Copy each line exactly.

---

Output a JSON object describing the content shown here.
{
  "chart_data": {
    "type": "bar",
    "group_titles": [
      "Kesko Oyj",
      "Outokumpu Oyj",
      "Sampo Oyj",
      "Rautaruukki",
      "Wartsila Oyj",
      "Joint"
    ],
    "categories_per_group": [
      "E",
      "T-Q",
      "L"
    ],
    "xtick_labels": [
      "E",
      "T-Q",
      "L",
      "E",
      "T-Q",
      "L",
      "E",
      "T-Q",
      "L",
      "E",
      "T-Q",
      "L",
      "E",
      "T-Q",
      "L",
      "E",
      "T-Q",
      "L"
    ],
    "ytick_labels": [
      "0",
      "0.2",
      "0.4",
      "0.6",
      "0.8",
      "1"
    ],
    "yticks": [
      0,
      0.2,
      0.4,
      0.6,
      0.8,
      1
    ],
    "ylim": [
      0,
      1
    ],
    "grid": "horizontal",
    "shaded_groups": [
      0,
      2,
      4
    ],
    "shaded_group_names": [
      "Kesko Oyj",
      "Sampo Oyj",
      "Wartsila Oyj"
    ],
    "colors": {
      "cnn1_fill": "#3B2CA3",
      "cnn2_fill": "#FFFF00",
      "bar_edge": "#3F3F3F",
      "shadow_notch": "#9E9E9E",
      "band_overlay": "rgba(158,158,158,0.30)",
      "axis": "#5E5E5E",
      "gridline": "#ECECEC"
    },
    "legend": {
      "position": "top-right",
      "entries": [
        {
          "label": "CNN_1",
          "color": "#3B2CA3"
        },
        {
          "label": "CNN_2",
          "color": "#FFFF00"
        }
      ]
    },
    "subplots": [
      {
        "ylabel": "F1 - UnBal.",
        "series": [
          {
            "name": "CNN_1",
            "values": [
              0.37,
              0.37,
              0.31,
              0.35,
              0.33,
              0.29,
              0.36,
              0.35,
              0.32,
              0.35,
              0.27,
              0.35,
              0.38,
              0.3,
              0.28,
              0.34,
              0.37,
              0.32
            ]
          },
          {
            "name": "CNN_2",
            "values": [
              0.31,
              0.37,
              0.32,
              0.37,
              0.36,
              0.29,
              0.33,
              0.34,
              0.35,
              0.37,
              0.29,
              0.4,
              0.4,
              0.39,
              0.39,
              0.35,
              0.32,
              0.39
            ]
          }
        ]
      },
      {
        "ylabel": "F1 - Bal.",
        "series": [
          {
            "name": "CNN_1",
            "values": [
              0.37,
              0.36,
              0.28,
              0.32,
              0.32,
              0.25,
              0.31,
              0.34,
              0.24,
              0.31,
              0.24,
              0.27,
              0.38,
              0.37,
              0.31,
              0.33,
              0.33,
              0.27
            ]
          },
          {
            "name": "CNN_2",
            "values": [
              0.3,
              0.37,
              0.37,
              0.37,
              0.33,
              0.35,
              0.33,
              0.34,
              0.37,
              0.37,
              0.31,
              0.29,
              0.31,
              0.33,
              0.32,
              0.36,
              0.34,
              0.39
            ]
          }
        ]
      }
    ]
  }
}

---

Written solution -
Output a JSON object describing the content shown here.
{
  "chart_data": {
    "type": "bar",
    "group_titles": [
      "Kesko Oyj",
      "Outokumpu Oyj",
      "Sampo Oyj",
      "Rautaruukki",
      "Wartsila Oyj",
      "Joint"
    ],
    "categories_per_group": [
      "E",
      "T-Q",
      "L"
    ],
    "xtick_labels": [
      "E",
      "T-Q",
      "L",
      "E",
      "T-Q",
      "L",
      "E",
      "T-Q",
      "L",
      "E",
      "T-Q",
      "L",
      "E",
      "T-Q",
      "L",
      "E",
      "T-Q",
      "L"
    ],
    "ytick_labels": [
      "0",
      "0.2",
      "0.4",
      "0.6",
      "0.8",
      "1"
    ],
    "yticks": [
      0,
      0.2,
      0.4,
      0.6,
      0.8,
      1
    ],
    "ylim": [
      0,
      1
    ],
    "grid": "horizontal",
    "shaded_groups": [
      0,
      2,
      4
    ],
    "shaded_group_names": [
      "Kesko Oyj",
      "Sampo Oyj",
      "Wartsila Oyj"
    ],
    "colors": {
      "cnn1_fill": "#3B2CA3",
      "cnn2_fill": "#FFFF00",
      "bar_edge": "#3F3F3F",
      "shadow_notch": "#9E9E9E",
      "band_overlay": "rgba(158,158,158,0.30)",
      "axis": "#5E5E5E",
      "gridline": "#ECECEC"
    },
    "legend": {
      "position": "top-right",
      "entries": [
        {
          "label": "CNN_1",
          "color": "#3B2CA3"
        },
        {
          "label": "CNN_2",
          "color": "#FFFF00"
        }
      ]
    },
    "subplots": [
      {
        "ylabel": "F1 - UnBal.",
        "series": [
          {
            "name": "CNN_1",
            "values": [
              0.37,
              0.37,
              0.31,
              0.35,
              0.33,
              0.29,
              0.36,
              0.35,
              0.32,
              0.35,
              0.27,
              0.35,
              0.38,
              0.3,
              0.28,
              0.34,
              0.37,
              0.32
            ]
          },
          {
            "name": "CNN_2",
            "values": [
              0.31,
              0.37,
              0.32,
              0.37,
              0.36,
              0.29,
              0.33,
              0.34,
              0.35,
              0.37,
              0.29,
              0.4,
              0.4,
              0.39,
              0.39,
              0.35,
              0.32,
              0.39
            ]
          }
        ]
      },
      {
        "ylabel": "F1 - Bal.",
        "series": [
          {
            "name": "CNN_1",
            "values": [
              0.37,
              0.36,
              0.28,
              0.32,
              0.32,
              0.25,
              0.31,
              0.34,
              0.24,
              0.31,
              0.24,
              0.27,
              0.38,
              0.37,
              0.31,
              0.33,
              0.33,
              0.27
            ]
          },
          {
            "name": "CNN_2",
            "values": [
              0.3,
              0.37,
              0.37,
              0.37,
              0.33,
              0.35,
              0.33,
              0.34,
              0.37,
              0.37,
              0.31,
              0.29,
              0.31,
              0.33,
              0.32,
              0.36,
              0.34,
              0.39
            ]
          }
        ]
      }
    ]
  }
}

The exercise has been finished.